→ Exercise material
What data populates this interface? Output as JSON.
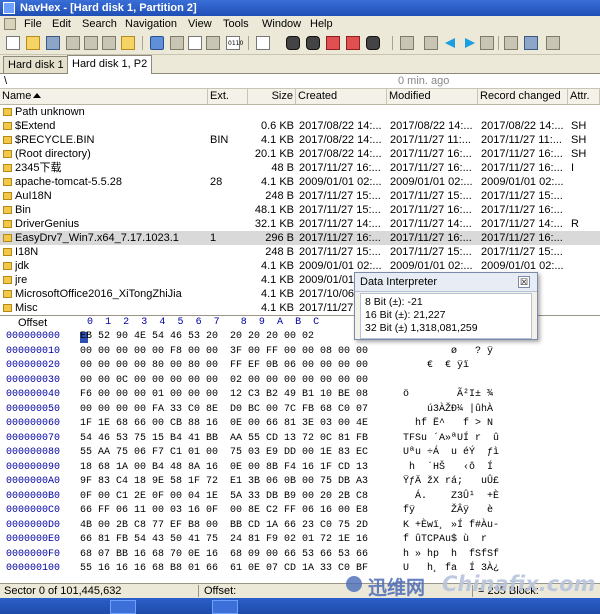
{
  "window": {
    "title": "NavHex - [Hard disk 1, Partition 2]"
  },
  "menu": [
    "File",
    "Edit",
    "Search",
    "Navigation",
    "View",
    "Tools",
    "Window",
    "Help"
  ],
  "toolbar_small_labels": {
    "hex1": "0110",
    "hex2": "HEX",
    "hex3": "HEX",
    "hex4": "HEX"
  },
  "tabs": [
    {
      "label": "Hard disk 1",
      "active": false
    },
    {
      "label": "Hard disk 1, P2",
      "active": true
    }
  ],
  "path": {
    "value": "\\",
    "ago": "0 min. ago"
  },
  "file_columns": [
    "Name",
    "Ext.",
    "Size",
    "Created",
    "Modified",
    "Record changed",
    "Attr."
  ],
  "files": [
    {
      "name": "Path unknown",
      "ext": "",
      "size": "",
      "created": "",
      "modified": "",
      "changed": "",
      "attr": ""
    },
    {
      "name": "$Extend",
      "ext": "",
      "size": "0.6 KB",
      "created": "2017/08/22  14:...",
      "modified": "2017/08/22  14:...",
      "changed": "2017/08/22  14:...",
      "attr": "SH"
    },
    {
      "name": "$RECYCLE.BIN",
      "ext": "BIN",
      "size": "4.1 KB",
      "created": "2017/08/22  14:...",
      "modified": "2017/11/27  11:...",
      "changed": "2017/11/27  11:...",
      "attr": "SH"
    },
    {
      "name": "(Root directory)",
      "ext": "",
      "size": "20.1 KB",
      "created": "2017/08/22  14:...",
      "modified": "2017/11/27  16:...",
      "changed": "2017/11/27  16:...",
      "attr": "SH"
    },
    {
      "name": "2345下载",
      "ext": "",
      "size": "48 B",
      "created": "2017/11/27  16:...",
      "modified": "2017/11/27  16:...",
      "changed": "2017/11/27  16:...",
      "attr": "I"
    },
    {
      "name": "apache-tomcat-5.5.28",
      "ext": "28",
      "size": "4.1 KB",
      "created": "2009/01/01  02:...",
      "modified": "2009/01/01  02:...",
      "changed": "2009/01/01  02:...",
      "attr": ""
    },
    {
      "name": "AuI18N",
      "ext": "",
      "size": "248 B",
      "created": "2017/11/27  15:...",
      "modified": "2017/11/27  15:...",
      "changed": "2017/11/27  15:...",
      "attr": ""
    },
    {
      "name": "Bin",
      "ext": "",
      "size": "48.1 KB",
      "created": "2017/11/27  15:...",
      "modified": "2017/11/27  16:...",
      "changed": "2017/11/27  16:...",
      "attr": ""
    },
    {
      "name": "DriverGenius",
      "ext": "",
      "size": "32.1 KB",
      "created": "2017/11/27  14:...",
      "modified": "2017/11/27  14:...",
      "changed": "2017/11/27  14:...",
      "attr": "R"
    },
    {
      "name": "EasyDrv7_Win7.x64_7.17.1023.1",
      "ext": "1",
      "size": "296 B",
      "created": "2017/11/27  16:...",
      "modified": "2017/11/27  16:...",
      "changed": "2017/11/27  16:...",
      "attr": "",
      "selected": true
    },
    {
      "name": "I18N",
      "ext": "",
      "size": "248 B",
      "created": "2017/11/27  15:...",
      "modified": "2017/11/27  15:...",
      "changed": "2017/11/27  15:...",
      "attr": ""
    },
    {
      "name": "jdk",
      "ext": "",
      "size": "4.1 KB",
      "created": "2009/01/01  02:...",
      "modified": "2009/01/01  02:...",
      "changed": "2009/01/01  02:...",
      "attr": ""
    },
    {
      "name": "jre",
      "ext": "",
      "size": "4.1 KB",
      "created": "2009/01/01  02:...",
      "modified": "2009/01/01  02:...",
      "changed": "",
      "attr": ""
    },
    {
      "name": "MicrosoftOffice2016_XiTongZhiJia",
      "ext": "",
      "size": "4.1 KB",
      "created": "2017/10/06  ...",
      "modified": "",
      "changed": "",
      "attr": ""
    },
    {
      "name": "Misc",
      "ext": "",
      "size": "4.1 KB",
      "created": "2017/11/27  ...",
      "modified": "",
      "changed": "",
      "attr": ""
    }
  ],
  "hex": {
    "offset_label": "Offset",
    "columns": [
      "0",
      "1",
      "2",
      "3",
      "4",
      "5",
      "6",
      "7",
      "8",
      "9",
      "A",
      "B",
      "C"
    ],
    "rows": [
      {
        "off": "000000000",
        "bytes": "EB 52 90 4E 54 46 53 20  20 20 20 00 02",
        "ascii": ""
      },
      {
        "off": "000000010",
        "bytes": "00 00 00 00 00 F8 00 00  3F 00 FF 00 00 08 00 00",
        "ascii": "        ø   ? ÿ"
      },
      {
        "off": "000000020",
        "bytes": "00 00 00 00 80 00 80 00  FF EF 0B 06 00 00 00 00",
        "ascii": "    €  € ÿï"
      },
      {
        "off": "000000030",
        "bytes": "00 00 0C 00 00 00 00 00  02 00 00 00 00 00 00 00",
        "ascii": ""
      },
      {
        "off": "000000040",
        "bytes": "F6 00 00 00 01 00 00 00  12 C3 B2 49 B1 10 BE 08",
        "ascii": "ö        Ã²I± ¾"
      },
      {
        "off": "000000050",
        "bytes": "00 00 00 00 FA 33 C0 8E  D0 BC 00 7C FB 68 C0 07",
        "ascii": "    ú3ÀŽÐ¼ |ûhÀ"
      },
      {
        "off": "000000060",
        "bytes": "1F 1E 68 66 00 CB 88 16  0E 00 66 81 3E 03 00 4E",
        "ascii": "  hf Ë^   f > N"
      },
      {
        "off": "000000070",
        "bytes": "54 46 53 75 15 B4 41 BB  AA 55 CD 13 72 0C 81 FB",
        "ascii": "TFSu ´A»ªUÍ r  û"
      },
      {
        "off": "000000080",
        "bytes": "55 AA 75 06 F7 C1 01 00  75 03 E9 DD 00 1E 83 EC",
        "ascii": "Uªu ÷Á  u éÝ  ƒì"
      },
      {
        "off": "000000090",
        "bytes": "18 68 1A 00 B4 48 8A 16  0E 00 8B F4 16 1F CD 13",
        "ascii": " h  ´HŠ   ‹ô  Í"
      },
      {
        "off": "0000000A0",
        "bytes": "9F 83 C4 18 9E 58 1F 72  E1 3B 06 0B 00 75 DB A3",
        "ascii": "ŸƒÄ žX rá;   uÛ£"
      },
      {
        "off": "0000000B0",
        "bytes": "0F 00 C1 2E 0F 00 04 1E  5A 33 DB B9 00 20 2B C8",
        "ascii": "  Á.    Z3Û¹  +È"
      },
      {
        "off": "0000000C0",
        "bytes": "66 FF 06 11 00 03 16 0F  00 8E C2 FF 06 16 00 E8",
        "ascii": "fÿ      ŽÂÿ   è"
      },
      {
        "off": "0000000D0",
        "bytes": "4B 00 2B C8 77 EF B8 00  BB CD 1A 66 23 C0 75 2D",
        "ascii": "K +Èwï¸ »Í f#Àu-"
      },
      {
        "off": "0000000E0",
        "bytes": "66 81 FB 54 43 50 41 75  24 81 F9 02 01 72 1E 16",
        "ascii": "f ûTCPAu$ ù  r"
      },
      {
        "off": "0000000F0",
        "bytes": "68 07 BB 16 68 70 0E 16  68 09 00 66 53 66 53 66",
        "ascii": "h » hp  h  fSfSf"
      },
      {
        "off": "000000100",
        "bytes": "55 16 16 16 68 B8 01 66  61 0E 07 CD 1A 33 C0 BF",
        "ascii": "U   h¸ fa  Í 3À¿"
      }
    ]
  },
  "status": {
    "sector": "Sector 0 of 101,445,632",
    "offset": "Offset:",
    "right": "= 235 Block:"
  },
  "data_interpreter": {
    "title": "Data Interpreter",
    "close_glyph": "☒",
    "lines": [
      "8 Bit (±): -21",
      "16 Bit (±): 21,227",
      "32 Bit (±) 1,318,081,259"
    ]
  },
  "watermark": {
    "cn": "迅维网",
    "en": "Chinafix.com"
  }
}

→ The task
Copy all lines from the data that hold the word "disk".

→ Solution
    "title": "NavHex - [Hard disk 1, Partition 2]"
      "label": "Hard disk 1",
      "label": "Hard disk 1, P2",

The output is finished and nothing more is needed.